Exercises:
(1) Answer these from the Kelly v. Ethicon case header:
(a) On what date was the decision issued?
(b) Which court heard the case?
(c) Which Cedar Rapids law firm represented the defendants?
(2) Reproduce everything in the Kelly v. Ethicon case header from "Decision Date06 January" down to "TX, for Plaintiffs.".

Page:
+---+

Kelly v. Ethicon, Inc.

Decision Date06 January 2021
Docket NumberNo. 20-CV-2036-CJW-MAR,20-CV-2036-CJW-MAR
Citation511 F.Supp.3d 939
Parties Susan KELLY; and Timothy Kelly, Plaintiffs, v. ETHICON, INC.; and Johnson & Johnson, Defendants.
CourtU.S. District Court — Northern District of Iowa

Andrew J. Feldman, Pro Hac Vice, Jacob Alex Flint, Pro Hac Vice, Flint Law Firm LLC, Edwardsville, IL, Sara E. Coopwood, Flint Law Firm, Dallas, TX, for Plaintiffs.

Nancy J. Penner, Robert D. Houghton, Shuttleworth & Ingersoll, Cedar Rapids, IA, Christy D. Jones, William M. Gage, Butler Snow, Ridgeland, MS, David B. Thomas, Susan M. Robinson, Thomas Combs & Spann, Charleston, WV, Kari L. Sutherland, Butler Snow, Oxford, MS, for Defendants.

+---+

Dataset content:
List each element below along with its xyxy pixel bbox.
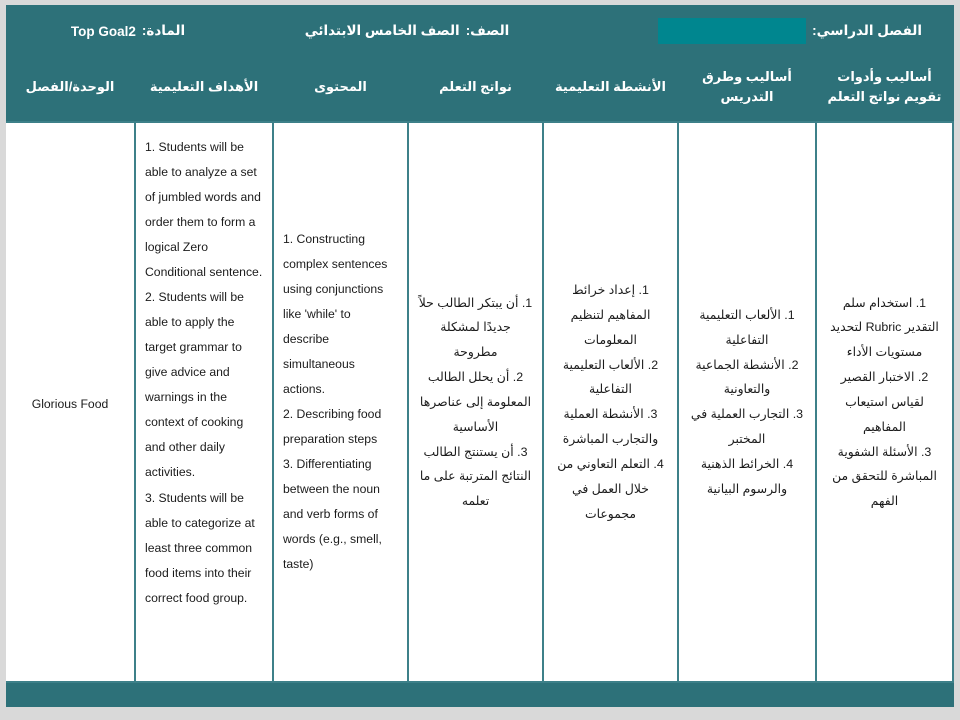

+---+

Response list:
(1)
(a) 06 January 2021
(b) U.S. District Court — Northern District of Iowa
(c) Shuttleworth & Ingersoll

(2)
Decision Date06 January 2021
Docket NumberNo. 20-CV-2036-CJW-MAR,20-CV-2036-CJW-MAR
Citation511 F.Supp.3d 939
Parties Susan KELLY; and Timothy Kelly, Plaintiffs, v. ETHICON, INC.; and Johnson & Johnson, Defendants.
CourtU.S. District Court — Northern District of Iowa

Andrew J. Feldman, Pro Hac Vice, Jacob Alex Flint, Pro Hac Vice, Flint Law Firm LLC, Edwardsville, IL, Sara E. Coopwood, Flint Law Firm, Dallas, TX, for Plaintiffs.